Objective:
Copy out each line containing "name" from the entries below.

Listing:

** start **

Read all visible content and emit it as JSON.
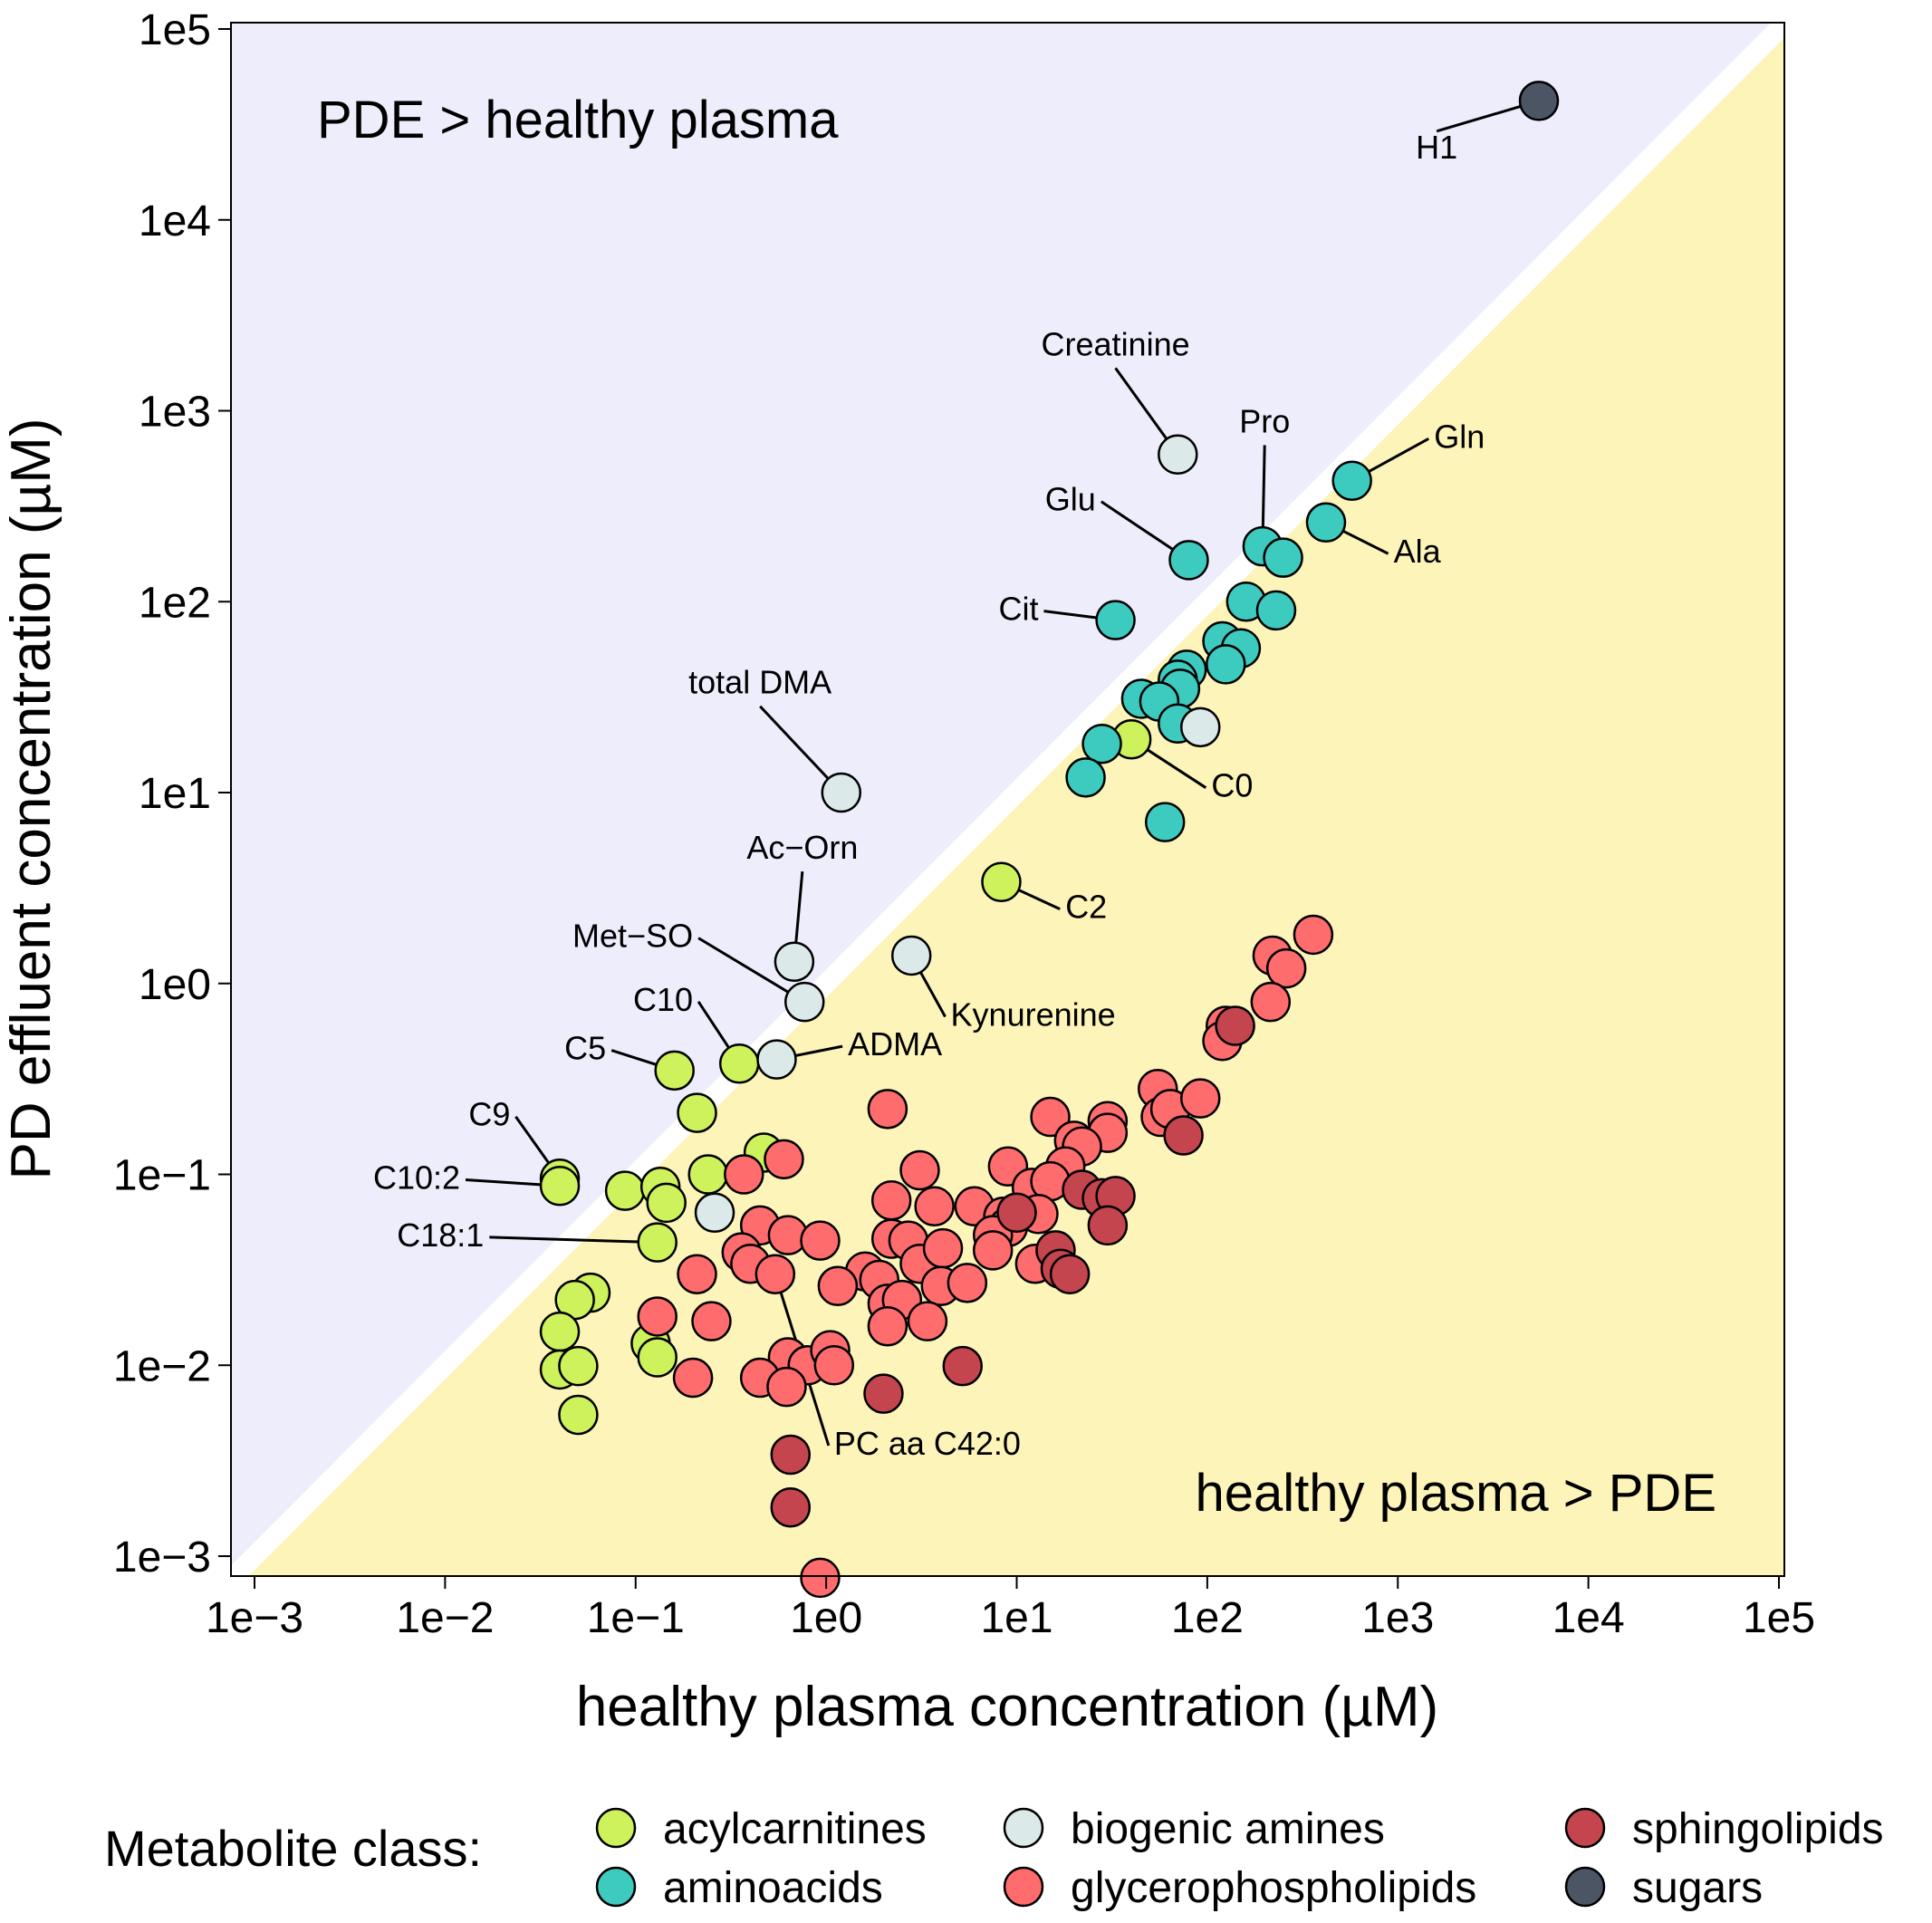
{
  "chart_data": {
    "type": "scatter",
    "scale": "log-log",
    "xlabel": "healthy plasma concentration (µM)",
    "ylabel": "PD effluent concentration (µM)",
    "xlim": [
      0.001,
      100000
    ],
    "ylim": [
      0.00077,
      120000
    ],
    "x_ticks": [
      {
        "value": 0.001,
        "label": "1e−3"
      },
      {
        "value": 0.01,
        "label": "1e−2"
      },
      {
        "value": 0.1,
        "label": "1e−1"
      },
      {
        "value": 1,
        "label": "1e0"
      },
      {
        "value": 10,
        "label": "1e1"
      },
      {
        "value": 100,
        "label": "1e2"
      },
      {
        "value": 1000,
        "label": "1e3"
      },
      {
        "value": 10000,
        "label": "1e4"
      },
      {
        "value": 100000,
        "label": "1e5"
      }
    ],
    "y_ticks": [
      {
        "value": 0.001,
        "label": "1e−3"
      },
      {
        "value": 0.01,
        "label": "1e−2"
      },
      {
        "value": 0.1,
        "label": "1e−1"
      },
      {
        "value": 1,
        "label": "1e0"
      },
      {
        "value": 10,
        "label": "1e1"
      },
      {
        "value": 100,
        "label": "1e2"
      },
      {
        "value": 1000,
        "label": "1e3"
      },
      {
        "value": 10000,
        "label": "1e4"
      },
      {
        "value": 100000,
        "label": "1e5"
      }
    ],
    "regions": [
      {
        "label": "PDE > healthy plasma",
        "color": "#eeedfc",
        "side": "above diagonal",
        "label_position": "top-left"
      },
      {
        "label": "healthy plasma > PDE",
        "color": "#fdf4b9",
        "side": "below diagonal",
        "label_position": "bottom-right"
      }
    ],
    "diagonal": {
      "description": "y = x",
      "color": "#ffffff"
    },
    "legend": {
      "title": "Metabolite class:",
      "position": "bottom",
      "items": [
        {
          "label": "acylcarnitines",
          "color": "#cdf25c"
        },
        {
          "label": "aminoacids",
          "color": "#3ecbbf"
        },
        {
          "label": "biogenic amines",
          "color": "#dbeae8"
        },
        {
          "label": "glycerophospholipids",
          "color": "#fe6c6d"
        },
        {
          "label": "sphingolipids",
          "color": "#c5454f"
        },
        {
          "label": "sugars",
          "color": "#4b5564"
        }
      ]
    },
    "series": [
      {
        "name": "acylcarnitines",
        "color": "#cdf25c",
        "points": [
          {
            "x": 0.04,
            "y": 0.095
          },
          {
            "x": 0.04,
            "y": 0.087
          },
          {
            "x": 0.088,
            "y": 0.082
          },
          {
            "x": 0.135,
            "y": 0.086
          },
          {
            "x": 0.145,
            "y": 0.071
          },
          {
            "x": 0.13,
            "y": 0.044
          },
          {
            "x": 0.21,
            "y": 0.21
          },
          {
            "x": 0.16,
            "y": 0.35
          },
          {
            "x": 0.35,
            "y": 0.38
          },
          {
            "x": 0.24,
            "y": 0.1
          },
          {
            "x": 0.47,
            "y": 0.13
          },
          {
            "x": 0.058,
            "y": 0.024
          },
          {
            "x": 0.048,
            "y": 0.022
          },
          {
            "x": 0.04,
            "y": 0.015
          },
          {
            "x": 0.04,
            "y": 0.0095
          },
          {
            "x": 0.05,
            "y": 0.0099
          },
          {
            "x": 0.05,
            "y": 0.0055
          },
          {
            "x": 0.12,
            "y": 0.013
          },
          {
            "x": 0.13,
            "y": 0.011
          },
          {
            "x": 40,
            "y": 19
          },
          {
            "x": 8.3,
            "y": 3.4
          }
        ]
      },
      {
        "name": "aminoacids",
        "color": "#3ecbbf",
        "points": [
          {
            "x": 33,
            "y": 80
          },
          {
            "x": 80,
            "y": 165
          },
          {
            "x": 195,
            "y": 195
          },
          {
            "x": 250,
            "y": 170
          },
          {
            "x": 575,
            "y": 430
          },
          {
            "x": 420,
            "y": 260
          },
          {
            "x": 160,
            "y": 100
          },
          {
            "x": 230,
            "y": 90
          },
          {
            "x": 120,
            "y": 62
          },
          {
            "x": 150,
            "y": 57
          },
          {
            "x": 125,
            "y": 47
          },
          {
            "x": 78,
            "y": 44
          },
          {
            "x": 70,
            "y": 39
          },
          {
            "x": 72,
            "y": 35
          },
          {
            "x": 45,
            "y": 31
          },
          {
            "x": 56,
            "y": 30
          },
          {
            "x": 70,
            "y": 23
          },
          {
            "x": 28,
            "y": 18
          },
          {
            "x": 23,
            "y": 12
          },
          {
            "x": 60,
            "y": 7
          }
        ]
      },
      {
        "name": "biogenic amines",
        "color": "#dbeae8",
        "points": [
          {
            "x": 70,
            "y": 590
          },
          {
            "x": 1.2,
            "y": 10
          },
          {
            "x": 0.68,
            "y": 1.3
          },
          {
            "x": 0.77,
            "y": 0.8
          },
          {
            "x": 0.55,
            "y": 0.4
          },
          {
            "x": 2.8,
            "y": 1.4
          },
          {
            "x": 0.26,
            "y": 0.063
          },
          {
            "x": 92,
            "y": 22
          }
        ]
      },
      {
        "name": "glycerophospholipids",
        "color": "#fe6c6d",
        "points": [
          {
            "x": 360,
            "y": 1.8
          },
          {
            "x": 220,
            "y": 1.4
          },
          {
            "x": 260,
            "y": 1.2
          },
          {
            "x": 215,
            "y": 0.8
          },
          {
            "x": 125,
            "y": 0.6
          },
          {
            "x": 120,
            "y": 0.5
          },
          {
            "x": 55,
            "y": 0.28
          },
          {
            "x": 57,
            "y": 0.2
          },
          {
            "x": 64,
            "y": 0.22
          },
          {
            "x": 92,
            "y": 0.25
          },
          {
            "x": 30,
            "y": 0.19
          },
          {
            "x": 30,
            "y": 0.165
          },
          {
            "x": 15,
            "y": 0.2
          },
          {
            "x": 20,
            "y": 0.15
          },
          {
            "x": 22,
            "y": 0.14
          },
          {
            "x": 2.1,
            "y": 0.22
          },
          {
            "x": 0.6,
            "y": 0.12
          },
          {
            "x": 0.37,
            "y": 0.1
          },
          {
            "x": 3.1,
            "y": 0.105
          },
          {
            "x": 9,
            "y": 0.11
          },
          {
            "x": 18,
            "y": 0.11
          },
          {
            "x": 12,
            "y": 0.085
          },
          {
            "x": 15,
            "y": 0.092
          },
          {
            "x": 2.2,
            "y": 0.073
          },
          {
            "x": 3.7,
            "y": 0.068
          },
          {
            "x": 6,
            "y": 0.068
          },
          {
            "x": 8.5,
            "y": 0.06
          },
          {
            "x": 9,
            "y": 0.053
          },
          {
            "x": 7.5,
            "y": 0.048
          },
          {
            "x": 13,
            "y": 0.062
          },
          {
            "x": 0.45,
            "y": 0.054
          },
          {
            "x": 0.63,
            "y": 0.048
          },
          {
            "x": 0.93,
            "y": 0.045
          },
          {
            "x": 2.2,
            "y": 0.046
          },
          {
            "x": 2.7,
            "y": 0.045
          },
          {
            "x": 0.36,
            "y": 0.039
          },
          {
            "x": 0.4,
            "y": 0.034
          },
          {
            "x": 0.21,
            "y": 0.03
          },
          {
            "x": 0.54,
            "y": 0.03
          },
          {
            "x": 1.6,
            "y": 0.031
          },
          {
            "x": 1.9,
            "y": 0.028
          },
          {
            "x": 3.1,
            "y": 0.034
          },
          {
            "x": 4.1,
            "y": 0.041
          },
          {
            "x": 7.5,
            "y": 0.04
          },
          {
            "x": 12.5,
            "y": 0.034
          },
          {
            "x": 1.15,
            "y": 0.026
          },
          {
            "x": 4,
            "y": 0.026
          },
          {
            "x": 5.5,
            "y": 0.027
          },
          {
            "x": 2.1,
            "y": 0.021
          },
          {
            "x": 2.5,
            "y": 0.022
          },
          {
            "x": 3.4,
            "y": 0.017
          },
          {
            "x": 0.13,
            "y": 0.018
          },
          {
            "x": 0.25,
            "y": 0.017
          },
          {
            "x": 2.1,
            "y": 0.016
          },
          {
            "x": 0.63,
            "y": 0.011
          },
          {
            "x": 0.8,
            "y": 0.01
          },
          {
            "x": 1.05,
            "y": 0.012
          },
          {
            "x": 0.45,
            "y": 0.0086
          },
          {
            "x": 0.62,
            "y": 0.0077
          },
          {
            "x": 1.1,
            "y": 0.01
          },
          {
            "x": 0.2,
            "y": 0.0086
          },
          {
            "x": 0.93,
            "y": 0.00077
          }
        ]
      },
      {
        "name": "sphingolipids",
        "color": "#c5454f",
        "points": [
          {
            "x": 140,
            "y": 0.6
          },
          {
            "x": 75,
            "y": 0.16
          },
          {
            "x": 10,
            "y": 0.063
          },
          {
            "x": 22,
            "y": 0.083
          },
          {
            "x": 28,
            "y": 0.075
          },
          {
            "x": 33,
            "y": 0.077
          },
          {
            "x": 30,
            "y": 0.054
          },
          {
            "x": 16,
            "y": 0.04
          },
          {
            "x": 17,
            "y": 0.032
          },
          {
            "x": 19,
            "y": 0.03
          },
          {
            "x": 5.2,
            "y": 0.0099
          },
          {
            "x": 2,
            "y": 0.0071
          },
          {
            "x": 0.65,
            "y": 0.0034
          },
          {
            "x": 0.65,
            "y": 0.0018
          }
        ]
      },
      {
        "name": "sugars",
        "color": "#4b5564",
        "points": [
          {
            "x": 5500,
            "y": 42000
          }
        ]
      }
    ],
    "annotations": [
      {
        "text": "H1",
        "point": {
          "x": 5500,
          "y": 42000
        },
        "label_at": {
          "x": 1600,
          "y": 21000
        },
        "anchor": "middle"
      },
      {
        "text": "Creatinine",
        "point": {
          "x": 70,
          "y": 590
        },
        "label_at": {
          "x": 33,
          "y": 1950
        },
        "anchor": "middle"
      },
      {
        "text": "Pro",
        "point": {
          "x": 195,
          "y": 195
        },
        "label_at": {
          "x": 200,
          "y": 770
        },
        "anchor": "middle"
      },
      {
        "text": "Gln",
        "point": {
          "x": 575,
          "y": 430
        },
        "label_at": {
          "x": 1550,
          "y": 640
        },
        "anchor": "start"
      },
      {
        "text": "Glu",
        "point": {
          "x": 80,
          "y": 165
        },
        "label_at": {
          "x": 26,
          "y": 300
        },
        "anchor": "end"
      },
      {
        "text": "Ala",
        "point": {
          "x": 420,
          "y": 260
        },
        "label_at": {
          "x": 950,
          "y": 160
        },
        "anchor": "start"
      },
      {
        "text": "Cit",
        "point": {
          "x": 33,
          "y": 80
        },
        "label_at": {
          "x": 13,
          "y": 80
        },
        "anchor": "end"
      },
      {
        "text": "total DMA",
        "point": {
          "x": 1.2,
          "y": 10
        },
        "label_at": {
          "x": 0.45,
          "y": 33
        },
        "anchor": "middle"
      },
      {
        "text": "C0",
        "point": {
          "x": 40,
          "y": 19
        },
        "label_at": {
          "x": 105,
          "y": 9.5
        },
        "anchor": "start"
      },
      {
        "text": "C2",
        "point": {
          "x": 8.3,
          "y": 3.4
        },
        "label_at": {
          "x": 18,
          "y": 2.2
        },
        "anchor": "start"
      },
      {
        "text": "Ac−Orn",
        "point": {
          "x": 0.68,
          "y": 1.3
        },
        "label_at": {
          "x": 0.75,
          "y": 4.5
        },
        "anchor": "middle"
      },
      {
        "text": "Met−SO",
        "point": {
          "x": 0.77,
          "y": 0.8
        },
        "label_at": {
          "x": 0.2,
          "y": 1.55
        },
        "anchor": "end"
      },
      {
        "text": "Kynurenine",
        "point": {
          "x": 2.8,
          "y": 1.4
        },
        "label_at": {
          "x": 4.5,
          "y": 0.6
        },
        "anchor": "start"
      },
      {
        "text": "C10",
        "point": {
          "x": 0.35,
          "y": 0.38
        },
        "label_at": {
          "x": 0.2,
          "y": 0.72
        },
        "anchor": "end"
      },
      {
        "text": "ADMA",
        "point": {
          "x": 0.55,
          "y": 0.4
        },
        "label_at": {
          "x": 1.3,
          "y": 0.42
        },
        "anchor": "start"
      },
      {
        "text": "C5",
        "point": {
          "x": 0.16,
          "y": 0.35
        },
        "label_at": {
          "x": 0.07,
          "y": 0.4
        },
        "anchor": "end"
      },
      {
        "text": "C9",
        "point": {
          "x": 0.04,
          "y": 0.095
        },
        "label_at": {
          "x": 0.022,
          "y": 0.18
        },
        "anchor": "end"
      },
      {
        "text": "C10:2",
        "point": {
          "x": 0.04,
          "y": 0.087
        },
        "label_at": {
          "x": 0.012,
          "y": 0.084
        },
        "anchor": "end"
      },
      {
        "text": "C18:1",
        "point": {
          "x": 0.13,
          "y": 0.044
        },
        "label_at": {
          "x": 0.016,
          "y": 0.042
        },
        "anchor": "end"
      },
      {
        "text": "PC aa C42:0",
        "point": {
          "x": 0.54,
          "y": 0.03
        },
        "label_at": {
          "x": 1.1,
          "y": 0.0034
        },
        "anchor": "start"
      }
    ]
  }
}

** end **

Task answer:
        "name": "acylcarnitines",
        "name": "aminoacids",
        "name": "biogenic amines",
        "name": "glycerophospholipids",
        "name": "sphingolipids",
        "name": "sugars",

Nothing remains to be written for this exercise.